Data records:
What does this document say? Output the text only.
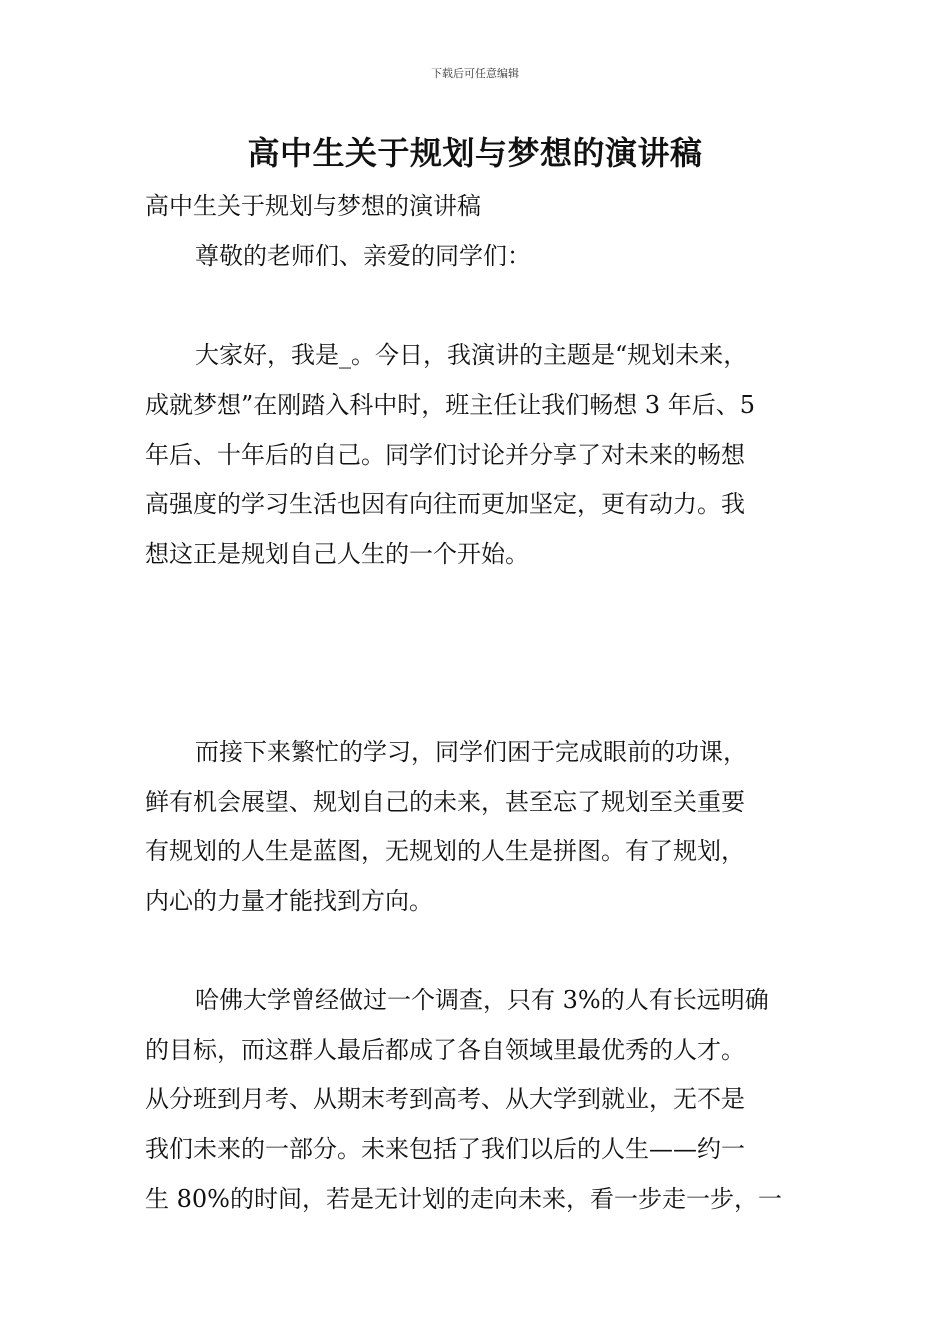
下载后可任意编辑
高中生关于规划与梦想的演讲稿
高中生关于规划与梦想的演讲稿
尊敬的老师们、亲爱的同学们：
大家好，我是_。今日，我演讲的主题是“规划未来，
成就梦想”在刚踏入科中时，班主任让我们畅想 3 年后、5
年后、十年后的自己。同学们讨论并分享了对未来的畅想
高强度的学习生活也因有向往而更加坚定，更有动力。我
想这正是规划自己人生的一个开始。
而接下来繁忙的学习，同学们困于完成眼前的功课，
鲜有机会展望、规划自己的未来，甚至忘了规划至关重要
有规划的人生是蓝图，无规划的人生是拼图。有了规划，
内心的力量才能找到方向。
哈佛大学曾经做过一个调查，只有 3%的人有长远明确
的目标，而这群人最后都成了各自领域里最优秀的人才。
从分班到月考、从期末考到高考、从大学到就业，无不是
我们未来的一部分。未来包括了我们以后的人生——约一
生 80%的时间，若是无计划的走向未来，看一步走一步，一
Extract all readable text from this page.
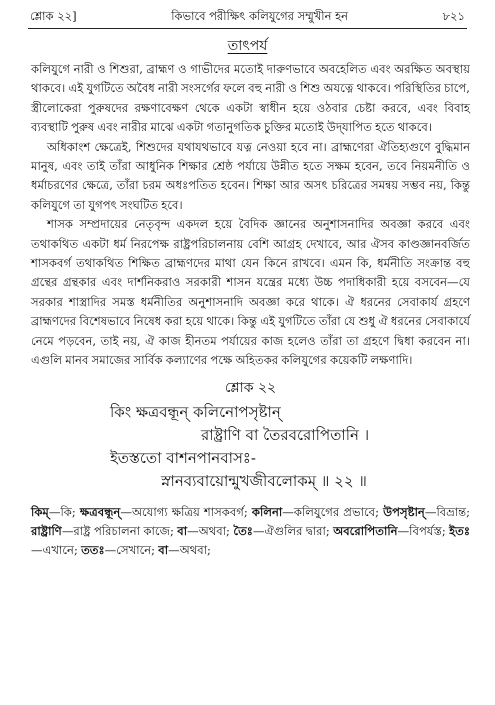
শ্লোক ২২]	কিভাবে পরীক্ষিৎ কলিযুগের সম্মুখীন হন	৮২১
তাৎপর্য

কলিযুগে নারী ও শিশুরা, ব্রাহ্মণ ও গাভীদের মতোই দারুণভাবে অবহেলিত এবং অরক্ষিত অবস্থায় থাকবে। এই যুগটিতে অবৈধ নারী সংসর্গের ফলে বহু নারী ও শিশু অযত্নে থাকবে। পরিস্থিতির চাপে, স্ত্রীলোকেরা পুরুষদের রক্ষণাবেক্ষণ থেকে একটা স্বাধীন হয়ে ওঠবার চেষ্টা করবে, এবং বিবাহ ব্যবস্থাটি পুরুষ এবং নারীর মাঝে একটা গতানুগতিক চুক্তির মতোই উদ্‌যাপিত হতে থাকবে।

অধিকাংশ ক্ষেত্রেই, শিশুদের যথাযথভাবে যত্ন নেওয়া হবে না। ব্রাহ্মণেরা ঐতিহ্যগুণে বুদ্ধিমান মানুষ, এবং তাই তাঁরা আধুনিক শিক্ষার শ্রেষ্ঠ পর্যায়ে উন্নীত হতে সক্ষম হবেন, তবে নিয়মনীতি ও ধর্মাচরণের ক্ষেত্রে, তাঁরা চরম অধঃপতিত হবেন। শিক্ষা আর অসৎ চরিত্রের সমন্বয় সম্ভব নয়, কিন্তু কলিযুগে তা যুগপৎ সংঘটিত হবে।

শাসক সম্প্রদায়ের নেতৃবৃন্দ একদল হয়ে বৈদিক জ্ঞানের অনুশাসনাদির অবজ্ঞা করবে এবং তথাকথিত একটা ধর্ম নিরপেক্ষ রাষ্ট্রপরিচালনায় বেশি আগ্রহ দেখাবে, আর ঐসব কাণ্ডজ্ঞানবর্জিত শাসকবর্গ তথাকথিত শিক্ষিত ব্রাহ্মণদের মাথা যেন কিনে রাখবে। এমন কি, ধর্মনীতি সংক্রান্ত বহু গ্রন্থের গ্রন্থকার এবং দার্শনিকরাও সরকারী শাসন যন্ত্রের মধ্যে উচ্চ পদাধিকারী হয়ে বসবেন—যে সরকার শাস্ত্রাদির সমস্ত ধর্মনীতির অনুশাসনাদি অবজ্ঞা করে থাকে। ঐ ধরনের সেবাকার্য গ্রহণে ব্রাহ্মণদের বিশেষভাবে নিষেধ করা হয়ে থাকে। কিন্তু এই যুগটিতে তাঁরা যে শুধু ঐ ধরনের সেবাকার্যে নেমে পড়বেন, তাই নয়, ঐ কাজ হীনতম পর্যায়ের কাজ হলেও তাঁরা তা গ্রহণে দ্বিধা করবেন না। এগুলি মানব সমাজের সার্বিক কল্যাণের পক্ষে অহিতকর কলিযুগের কয়েকটি লক্ষণাদি।

শ্লোক ২২
কিং ক্ষত্রবন্ধূন্ কলিনোপসৃষ্টান্
রাষ্ট্রাণি বা তৈরবরোপিতানি ।
ইতস্ততো বাশনপানবাসঃ-
স্নানব্যবায়োন্মুখজীবলোকম্ ॥ ২২ ॥
কিম্—কি; ক্ষত্রবন্ধূন্—অযোগ্য ক্ষত্রিয় শাসকবর্গ; কলিনা—কলিযুগের প্রভাবে; উপসৃষ্টান্—বিভ্রান্ত; রাষ্ট্রাণি—রাষ্ট্র পরিচালনা কাজে; বা—অথবা; তৈঃ—ঐগুলির দ্বারা; অবরোপিতানি—বিপর্যস্ত; ইতঃ—এখানে; ততঃ—সেখানে; বা—অথবা;
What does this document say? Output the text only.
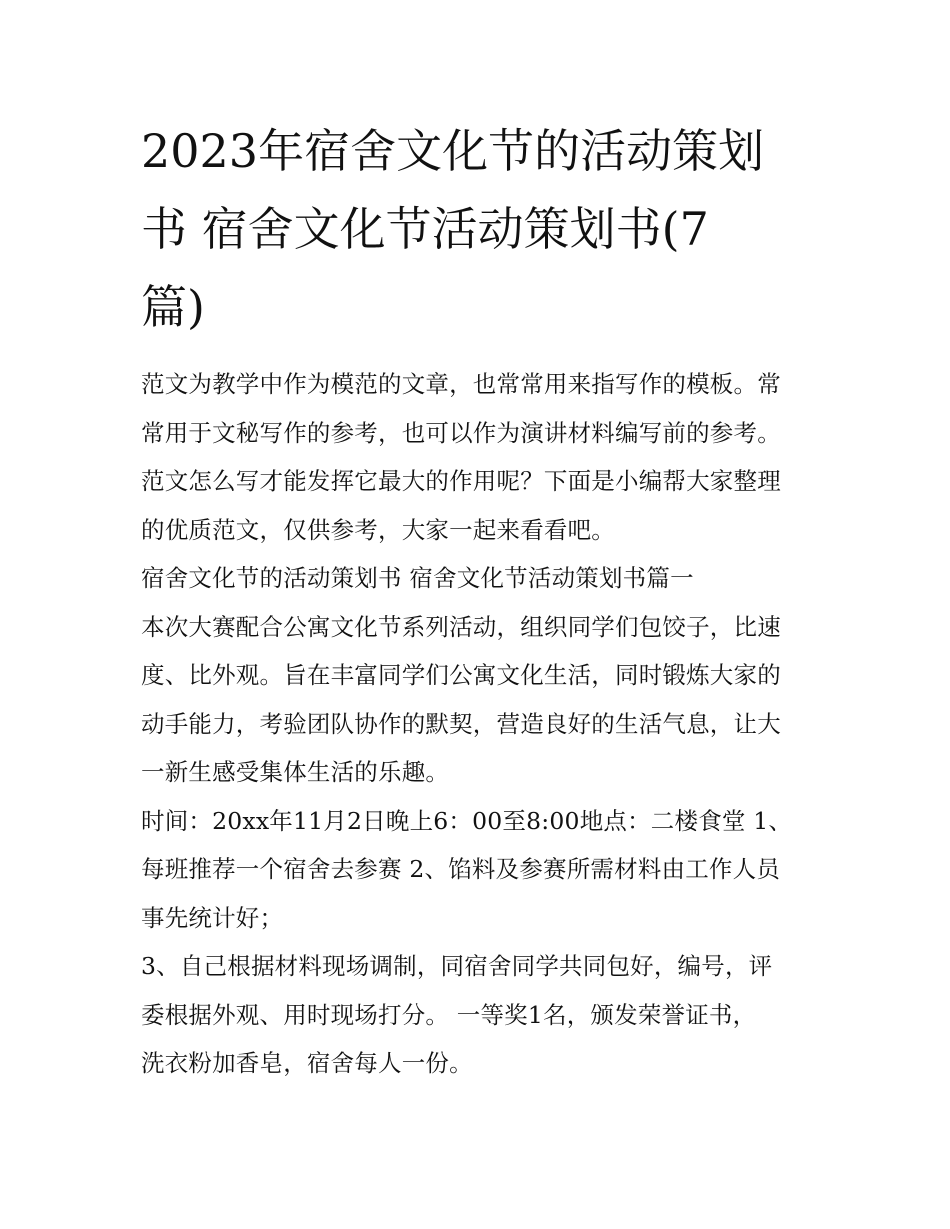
2023年宿舍文化节的活动策划
书 宿舍文化节活动策划书(7
篇)

范文为教学中作为模范的文章，也常常用来指写作的模板。常
常用于文秘写作的参考，也可以作为演讲材料编写前的参考。
范文怎么写才能发挥它最大的作用呢？下面是小编帮大家整理
的优质范文，仅供参考，大家一起来看看吧。

宿舍文化节的活动策划书 宿舍文化节活动策划书篇一

本次大赛配合公寓文化节系列活动，组织同学们包饺子，比速
度、比外观。旨在丰富同学们公寓文化生活，同时锻炼大家的
动手能力，考验团队协作的默契，营造良好的生活气息，让大
一新生感受集体生活的乐趣。

时间：20xx年11月2日晚上6：00至8:00地点：二楼食堂 1、
每班推荐一个宿舍去参赛 2、馅料及参赛所需材料由工作人员
事先统计好；

3、自己根据材料现场调制，同宿舍同学共同包好，编号，评
委根据外观、用时现场打分。 一等奖1名，颁发荣誉证书，
洗衣粉加香皂，宿舍每人一份。
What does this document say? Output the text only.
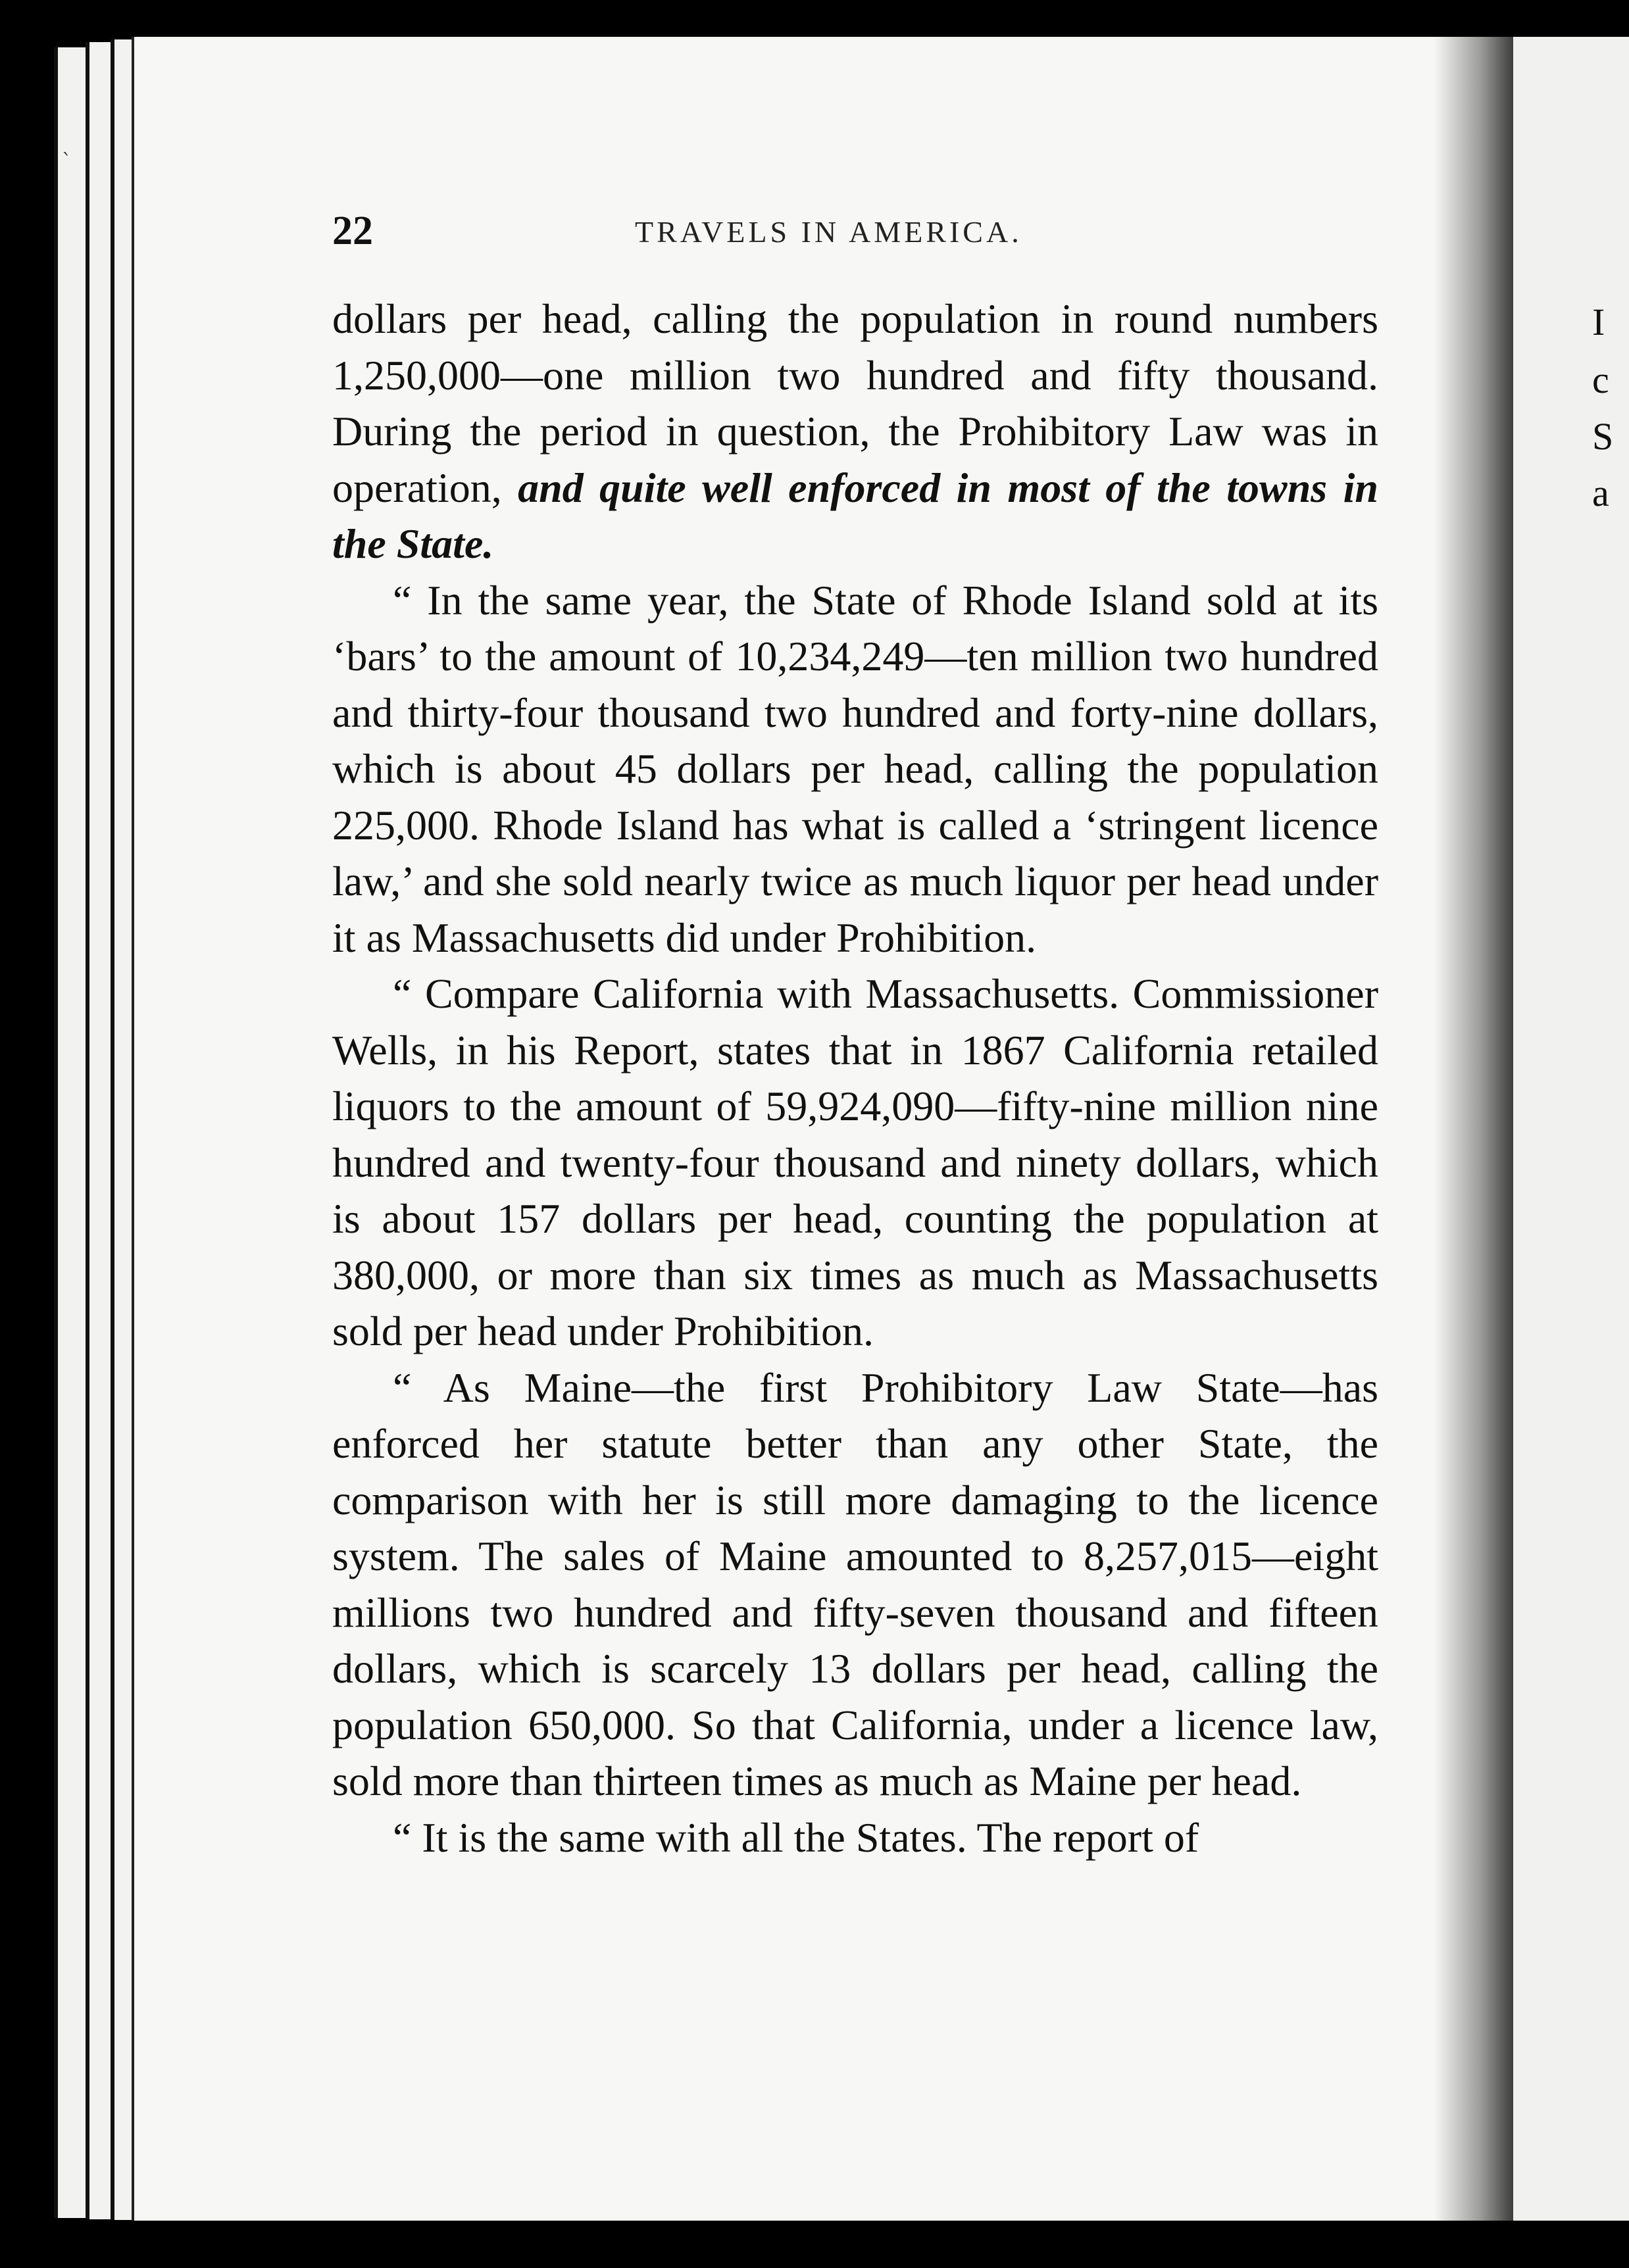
`
I
c
S
a
22	TRAVELS IN AMERICA.

dollars per head, calling the population in round numbers 1,250,000—one million two hundred and fifty thousand. During the period in question, the Prohibitory Law was in operation, and quite well enforced in most of the towns in the State.

“ In the same year, the State of Rhode Island sold at its ‘bars’ to the amount of 10,234,249—ten million two hundred and thirty-four thousand two hundred and forty-nine dollars, which is about 45 dollars per head, calling the population 225,000. Rhode Island has what is called a ‘stringent licence law,’ and she sold nearly twice as much liquor per head under it as Massachusetts did under Prohibition.

“ Compare California with Massachusetts. Commissioner Wells, in his Report, states that in 1867 California retailed liquors to the amount of 59,924,090—fifty-nine million nine hundred and twenty-four thousand and ninety dollars, which is about 157 dollars per head, counting the population at 380,000, or more than six times as much as Massachusetts sold per head under Prohibition.

“ As Maine—the first Prohibitory Law State—has enforced her statute better than any other State, the comparison with her is still more damaging to the licence system. The sales of Maine amounted to 8,257,015—eight millions two hundred and fifty-seven thousand and fifteen dollars, which is scarcely 13 dollars per head, calling the population 650,000. So that California, under a licence law, sold more than thirteen times as much as Maine per head.

“ It is the same with all the States. The report of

__Challenge__: Identify every line above that includes the word "licence", and show those lines.

__Exercise result__:
“ In the same year, the State of Rhode Island sold at its ‘bars’ to the amount of 10,234,249—ten million two hundred and thirty-four thousand two hundred and forty-nine dollars, which is about 45 dollars per head, calling the population 225,000. Rhode Island has what is called a ‘stringent licence law,’ and she sold nearly twice as much liquor per head under it as Massachusetts did under Prohibition.
“ As Maine—the first Prohibitory Law State—has enforced her statute better than any other State, the comparison with her is still more damaging to the licence system. The sales of Maine amounted to 8,257,015—eight millions two hundred and fifty-seven thousand and fifteen dollars, which is scarcely 13 dollars per head, calling the population 650,000. So that California, under a licence law, sold more than thirteen times as much as Maine per head.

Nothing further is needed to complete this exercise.